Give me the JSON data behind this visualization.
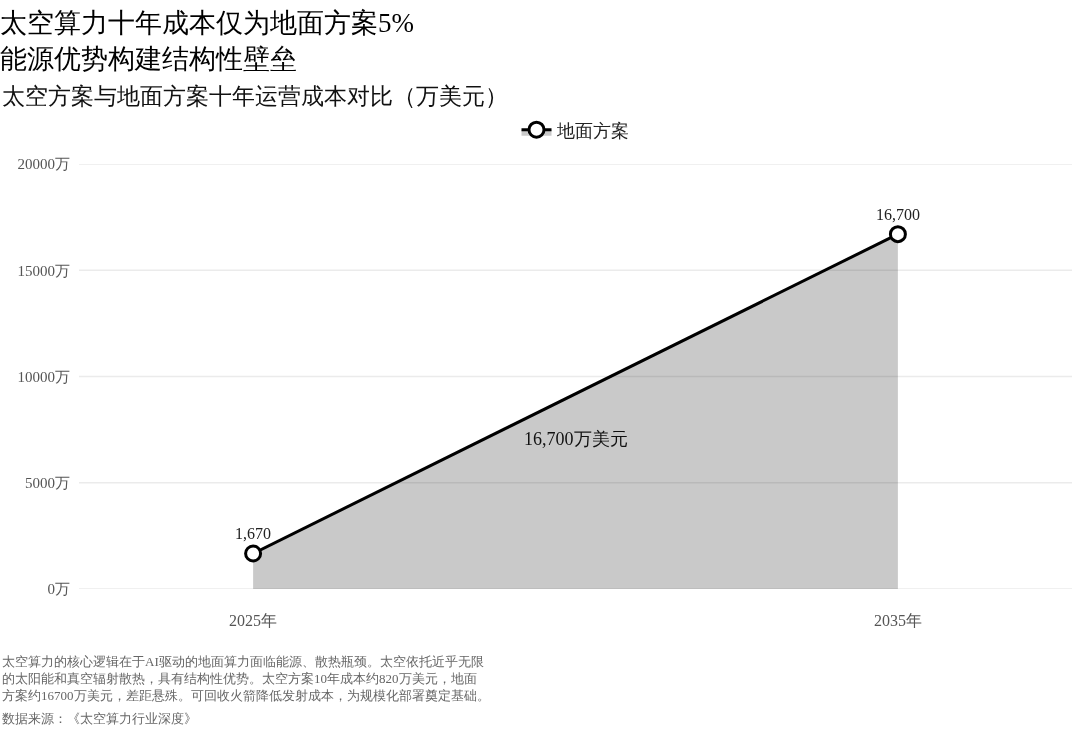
{
  "chart_data": {
    "type": "area",
    "title": "太空算力十年成本仅为地面方案5%\n能源优势构建结构性壁垒",
    "subtitle": "太空方案与地面方案十年运营成本对比（万美元）",
    "categories": [
      "2025年",
      "2035年"
    ],
    "series": [
      {
        "name": "地面方案",
        "color": "#000000",
        "values": [
          1670,
          16700
        ],
        "value_labels": [
          "1,670",
          "16,700"
        ]
      }
    ],
    "ylim": [
      0,
      20000
    ],
    "yticks": [
      {
        "value": 0,
        "label": "0万"
      },
      {
        "value": 5000,
        "label": "5000万"
      },
      {
        "value": 10000,
        "label": "10000万"
      },
      {
        "value": 15000,
        "label": "15000万"
      },
      {
        "value": 20000,
        "label": "20000万"
      }
    ],
    "grid": "y",
    "legend": "top",
    "marker": "circle",
    "annotations": [
      "16,700万美元",
      "太空算力的核心逻辑在于AI驱动的地面算力面临能源、散热瓶颈。太空依托近乎无限的太阳能和真空辐射散热，具有结构性优势。太空方案10年成本约820万美元，地面方案约16700万美元，差距悬殊。可回收火箭降低发射成本，为规模化部署奠定基础。",
      "数据来源：《太空算力行业深度》"
    ]
  }
}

● ● ● ● ● ● ●

Directions for this task: Reproduce the data above in full, exactly as it is, with the pictures left out.

Result:
Give me the JSON data behind this visualization.
{
  "chart_data": {
    "type": "area",
    "title": "太空算力十年成本仅为地面方案5%\n能源优势构建结构性壁垒",
    "subtitle": "太空方案与地面方案十年运营成本对比（万美元）",
    "categories": [
      "2025年",
      "2035年"
    ],
    "series": [
      {
        "name": "地面方案",
        "color": "#000000",
        "values": [
          1670,
          16700
        ],
        "value_labels": [
          "1,670",
          "16,700"
        ]
      }
    ],
    "ylim": [
      0,
      20000
    ],
    "yticks": [
      {
        "value": 0,
        "label": "0万"
      },
      {
        "value": 5000,
        "label": "5000万"
      },
      {
        "value": 10000,
        "label": "10000万"
      },
      {
        "value": 15000,
        "label": "15000万"
      },
      {
        "value": 20000,
        "label": "20000万"
      }
    ],
    "grid": "y",
    "legend": "top",
    "marker": "circle",
    "annotations": [
      "16,700万美元",
      "太空算力的核心逻辑在于AI驱动的地面算力面临能源、散热瓶颈。太空依托近乎无限的太阳能和真空辐射散热，具有结构性优势。太空方案10年成本约820万美元，地面方案约16700万美元，差距悬殊。可回收火箭降低发射成本，为规模化部署奠定基础。",
      "数据来源：《太空算力行业深度》"
    ]
  }
}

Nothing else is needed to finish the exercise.